> Stated goal
Every line below is to be quoted exactly, with nothing added or dropped.

--- Start Given records ---

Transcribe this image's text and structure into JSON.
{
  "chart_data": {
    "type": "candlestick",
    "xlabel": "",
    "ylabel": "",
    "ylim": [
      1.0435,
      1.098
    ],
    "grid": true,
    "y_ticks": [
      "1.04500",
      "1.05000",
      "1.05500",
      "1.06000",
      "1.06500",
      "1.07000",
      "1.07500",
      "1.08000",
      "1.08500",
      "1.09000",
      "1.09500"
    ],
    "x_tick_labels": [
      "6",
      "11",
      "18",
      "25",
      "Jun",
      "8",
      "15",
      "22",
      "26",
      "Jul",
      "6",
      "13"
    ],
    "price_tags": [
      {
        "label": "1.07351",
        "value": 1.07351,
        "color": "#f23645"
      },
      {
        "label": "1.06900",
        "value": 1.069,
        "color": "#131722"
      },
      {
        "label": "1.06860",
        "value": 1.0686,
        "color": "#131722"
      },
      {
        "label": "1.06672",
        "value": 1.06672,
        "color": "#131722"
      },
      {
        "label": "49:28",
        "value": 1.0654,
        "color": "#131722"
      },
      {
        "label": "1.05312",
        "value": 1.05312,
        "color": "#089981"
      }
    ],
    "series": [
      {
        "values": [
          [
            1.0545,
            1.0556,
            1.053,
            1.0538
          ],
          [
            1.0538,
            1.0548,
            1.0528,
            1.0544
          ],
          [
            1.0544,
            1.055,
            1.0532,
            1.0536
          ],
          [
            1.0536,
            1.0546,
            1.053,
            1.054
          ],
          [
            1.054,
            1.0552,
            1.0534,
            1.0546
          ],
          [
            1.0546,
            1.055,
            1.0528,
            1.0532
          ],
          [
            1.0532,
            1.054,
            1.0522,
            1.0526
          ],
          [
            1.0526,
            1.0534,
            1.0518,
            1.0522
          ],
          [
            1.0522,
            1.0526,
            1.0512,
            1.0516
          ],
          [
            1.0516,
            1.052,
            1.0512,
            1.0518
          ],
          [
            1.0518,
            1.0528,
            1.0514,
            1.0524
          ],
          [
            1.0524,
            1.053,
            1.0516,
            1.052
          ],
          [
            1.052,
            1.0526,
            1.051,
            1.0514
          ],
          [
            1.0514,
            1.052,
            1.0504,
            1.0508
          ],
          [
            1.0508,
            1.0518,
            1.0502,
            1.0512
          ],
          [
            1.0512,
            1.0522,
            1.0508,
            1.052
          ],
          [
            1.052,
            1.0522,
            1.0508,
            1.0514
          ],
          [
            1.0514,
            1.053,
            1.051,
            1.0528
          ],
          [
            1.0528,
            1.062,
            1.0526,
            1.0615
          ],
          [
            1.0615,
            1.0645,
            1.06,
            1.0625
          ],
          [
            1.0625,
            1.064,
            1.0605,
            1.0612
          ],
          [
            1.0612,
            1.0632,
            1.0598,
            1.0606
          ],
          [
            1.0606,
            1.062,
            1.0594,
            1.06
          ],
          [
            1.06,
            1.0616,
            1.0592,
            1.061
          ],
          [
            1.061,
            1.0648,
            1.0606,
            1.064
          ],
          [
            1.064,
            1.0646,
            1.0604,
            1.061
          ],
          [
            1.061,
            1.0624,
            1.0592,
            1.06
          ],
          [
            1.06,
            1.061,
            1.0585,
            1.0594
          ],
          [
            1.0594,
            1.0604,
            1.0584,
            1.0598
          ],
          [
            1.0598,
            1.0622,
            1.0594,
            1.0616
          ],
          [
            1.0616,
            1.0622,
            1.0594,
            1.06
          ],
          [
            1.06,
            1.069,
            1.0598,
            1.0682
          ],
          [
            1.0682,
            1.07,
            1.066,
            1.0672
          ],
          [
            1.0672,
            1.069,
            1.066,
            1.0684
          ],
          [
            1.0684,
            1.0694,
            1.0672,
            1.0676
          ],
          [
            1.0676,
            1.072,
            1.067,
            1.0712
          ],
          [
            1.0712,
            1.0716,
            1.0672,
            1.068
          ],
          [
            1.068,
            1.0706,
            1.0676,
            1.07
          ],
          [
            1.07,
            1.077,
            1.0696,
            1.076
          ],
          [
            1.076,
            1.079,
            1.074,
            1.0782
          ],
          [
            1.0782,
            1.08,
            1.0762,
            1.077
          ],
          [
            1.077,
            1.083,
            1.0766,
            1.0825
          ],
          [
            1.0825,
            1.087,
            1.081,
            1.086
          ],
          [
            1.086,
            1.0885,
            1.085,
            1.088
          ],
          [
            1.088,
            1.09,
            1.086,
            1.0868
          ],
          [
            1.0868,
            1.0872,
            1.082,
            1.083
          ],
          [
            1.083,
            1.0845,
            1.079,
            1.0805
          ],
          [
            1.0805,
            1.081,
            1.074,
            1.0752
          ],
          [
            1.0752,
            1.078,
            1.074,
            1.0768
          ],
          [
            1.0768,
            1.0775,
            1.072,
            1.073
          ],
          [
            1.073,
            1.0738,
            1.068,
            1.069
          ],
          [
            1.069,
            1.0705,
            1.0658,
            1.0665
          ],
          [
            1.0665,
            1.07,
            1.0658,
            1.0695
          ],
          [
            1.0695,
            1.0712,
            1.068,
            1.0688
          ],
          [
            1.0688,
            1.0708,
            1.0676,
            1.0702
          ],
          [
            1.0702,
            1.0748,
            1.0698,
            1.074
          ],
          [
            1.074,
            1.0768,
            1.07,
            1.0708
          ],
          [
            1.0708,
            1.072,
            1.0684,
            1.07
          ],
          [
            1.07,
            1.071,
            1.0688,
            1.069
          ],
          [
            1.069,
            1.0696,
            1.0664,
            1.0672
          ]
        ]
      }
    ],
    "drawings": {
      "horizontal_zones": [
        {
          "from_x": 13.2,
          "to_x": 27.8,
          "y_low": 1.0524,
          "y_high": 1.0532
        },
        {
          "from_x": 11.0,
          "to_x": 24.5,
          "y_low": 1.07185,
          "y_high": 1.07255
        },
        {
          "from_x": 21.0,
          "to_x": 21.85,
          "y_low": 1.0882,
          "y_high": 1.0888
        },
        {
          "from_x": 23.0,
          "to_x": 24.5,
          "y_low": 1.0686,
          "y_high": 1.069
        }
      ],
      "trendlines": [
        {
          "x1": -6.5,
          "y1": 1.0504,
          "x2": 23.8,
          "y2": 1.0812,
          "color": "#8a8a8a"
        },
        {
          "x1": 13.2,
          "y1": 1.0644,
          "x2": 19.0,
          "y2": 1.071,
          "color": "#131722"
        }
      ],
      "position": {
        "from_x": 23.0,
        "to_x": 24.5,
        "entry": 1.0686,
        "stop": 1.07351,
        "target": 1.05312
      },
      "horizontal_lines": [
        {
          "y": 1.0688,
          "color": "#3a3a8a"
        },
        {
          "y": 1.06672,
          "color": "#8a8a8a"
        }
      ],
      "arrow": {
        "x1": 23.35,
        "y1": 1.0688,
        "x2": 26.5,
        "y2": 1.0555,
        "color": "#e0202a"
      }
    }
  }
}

--- End Given records ---

> Finished task
Transcribe this image's text and structure into JSON.
{
  "chart_data": {
    "type": "candlestick",
    "xlabel": "",
    "ylabel": "",
    "ylim": [
      1.0435,
      1.098
    ],
    "grid": true,
    "y_ticks": [
      "1.04500",
      "1.05000",
      "1.05500",
      "1.06000",
      "1.06500",
      "1.07000",
      "1.07500",
      "1.08000",
      "1.08500",
      "1.09000",
      "1.09500"
    ],
    "x_tick_labels": [
      "6",
      "11",
      "18",
      "25",
      "Jun",
      "8",
      "15",
      "22",
      "26",
      "Jul",
      "6",
      "13"
    ],
    "price_tags": [
      {
        "label": "1.07351",
        "value": 1.07351,
        "color": "#f23645"
      },
      {
        "label": "1.06900",
        "value": 1.069,
        "color": "#131722"
      },
      {
        "label": "1.06860",
        "value": 1.0686,
        "color": "#131722"
      },
      {
        "label": "1.06672",
        "value": 1.06672,
        "color": "#131722"
      },
      {
        "label": "49:28",
        "value": 1.0654,
        "color": "#131722"
      },
      {
        "label": "1.05312",
        "value": 1.05312,
        "color": "#089981"
      }
    ],
    "series": [
      {
        "values": [
          [
            1.0545,
            1.0556,
            1.053,
            1.0538
          ],
          [
            1.0538,
            1.0548,
            1.0528,
            1.0544
          ],
          [
            1.0544,
            1.055,
            1.0532,
            1.0536
          ],
          [
            1.0536,
            1.0546,
            1.053,
            1.054
          ],
          [
            1.054,
            1.0552,
            1.0534,
            1.0546
          ],
          [
            1.0546,
            1.055,
            1.0528,
            1.0532
          ],
          [
            1.0532,
            1.054,
            1.0522,
            1.0526
          ],
          [
            1.0526,
            1.0534,
            1.0518,
            1.0522
          ],
          [
            1.0522,
            1.0526,
            1.0512,
            1.0516
          ],
          [
            1.0516,
            1.052,
            1.0512,
            1.0518
          ],
          [
            1.0518,
            1.0528,
            1.0514,
            1.0524
          ],
          [
            1.0524,
            1.053,
            1.0516,
            1.052
          ],
          [
            1.052,
            1.0526,
            1.051,
            1.0514
          ],
          [
            1.0514,
            1.052,
            1.0504,
            1.0508
          ],
          [
            1.0508,
            1.0518,
            1.0502,
            1.0512
          ],
          [
            1.0512,
            1.0522,
            1.0508,
            1.052
          ],
          [
            1.052,
            1.0522,
            1.0508,
            1.0514
          ],
          [
            1.0514,
            1.053,
            1.051,
            1.0528
          ],
          [
            1.0528,
            1.062,
            1.0526,
            1.0615
          ],
          [
            1.0615,
            1.0645,
            1.06,
            1.0625
          ],
          [
            1.0625,
            1.064,
            1.0605,
            1.0612
          ],
          [
            1.0612,
            1.0632,
            1.0598,
            1.0606
          ],
          [
            1.0606,
            1.062,
            1.0594,
            1.06
          ],
          [
            1.06,
            1.0616,
            1.0592,
            1.061
          ],
          [
            1.061,
            1.0648,
            1.0606,
            1.064
          ],
          [
            1.064,
            1.0646,
            1.0604,
            1.061
          ],
          [
            1.061,
            1.0624,
            1.0592,
            1.06
          ],
          [
            1.06,
            1.061,
            1.0585,
            1.0594
          ],
          [
            1.0594,
            1.0604,
            1.0584,
            1.0598
          ],
          [
            1.0598,
            1.0622,
            1.0594,
            1.0616
          ],
          [
            1.0616,
            1.0622,
            1.0594,
            1.06
          ],
          [
            1.06,
            1.069,
            1.0598,
            1.0682
          ],
          [
            1.0682,
            1.07,
            1.066,
            1.0672
          ],
          [
            1.0672,
            1.069,
            1.066,
            1.0684
          ],
          [
            1.0684,
            1.0694,
            1.0672,
            1.0676
          ],
          [
            1.0676,
            1.072,
            1.067,
            1.0712
          ],
          [
            1.0712,
            1.0716,
            1.0672,
            1.068
          ],
          [
            1.068,
            1.0706,
            1.0676,
            1.07
          ],
          [
            1.07,
            1.077,
            1.0696,
            1.076
          ],
          [
            1.076,
            1.079,
            1.074,
            1.0782
          ],
          [
            1.0782,
            1.08,
            1.0762,
            1.077
          ],
          [
            1.077,
            1.083,
            1.0766,
            1.0825
          ],
          [
            1.0825,
            1.087,
            1.081,
            1.086
          ],
          [
            1.086,
            1.0885,
            1.085,
            1.088
          ],
          [
            1.088,
            1.09,
            1.086,
            1.0868
          ],
          [
            1.0868,
            1.0872,
            1.082,
            1.083
          ],
          [
            1.083,
            1.0845,
            1.079,
            1.0805
          ],
          [
            1.0805,
            1.081,
            1.074,
            1.0752
          ],
          [
            1.0752,
            1.078,
            1.074,
            1.0768
          ],
          [
            1.0768,
            1.0775,
            1.072,
            1.073
          ],
          [
            1.073,
            1.0738,
            1.068,
            1.069
          ],
          [
            1.069,
            1.0705,
            1.0658,
            1.0665
          ],
          [
            1.0665,
            1.07,
            1.0658,
            1.0695
          ],
          [
            1.0695,
            1.0712,
            1.068,
            1.0688
          ],
          [
            1.0688,
            1.0708,
            1.0676,
            1.0702
          ],
          [
            1.0702,
            1.0748,
            1.0698,
            1.074
          ],
          [
            1.074,
            1.0768,
            1.07,
            1.0708
          ],
          [
            1.0708,
            1.072,
            1.0684,
            1.07
          ],
          [
            1.07,
            1.071,
            1.0688,
            1.069
          ],
          [
            1.069,
            1.0696,
            1.0664,
            1.0672
          ]
        ]
      }
    ],
    "drawings": {
      "horizontal_zones": [
        {
          "from_x": 13.2,
          "to_x": 27.8,
          "y_low": 1.0524,
          "y_high": 1.0532
        },
        {
          "from_x": 11.0,
          "to_x": 24.5,
          "y_low": 1.07185,
          "y_high": 1.07255
        },
        {
          "from_x": 21.0,
          "to_x": 21.85,
          "y_low": 1.0882,
          "y_high": 1.0888
        },
        {
          "from_x": 23.0,
          "to_x": 24.5,
          "y_low": 1.0686,
          "y_high": 1.069
        }
      ],
      "trendlines": [
        {
          "x1": -6.5,
          "y1": 1.0504,
          "x2": 23.8,
          "y2": 1.0812,
          "color": "#8a8a8a"
        },
        {
          "x1": 13.2,
          "y1": 1.0644,
          "x2": 19.0,
          "y2": 1.071,
          "color": "#131722"
        }
      ],
      "position": {
        "from_x": 23.0,
        "to_x": 24.5,
        "entry": 1.0686,
        "stop": 1.07351,
        "target": 1.05312
      },
      "horizontal_lines": [
        {
          "y": 1.0688,
          "color": "#3a3a8a"
        },
        {
          "y": 1.06672,
          "color": "#8a8a8a"
        }
      ],
      "arrow": {
        "x1": 23.35,
        "y1": 1.0688,
        "x2": 26.5,
        "y2": 1.0555,
        "color": "#e0202a"
      }
    }
  }
}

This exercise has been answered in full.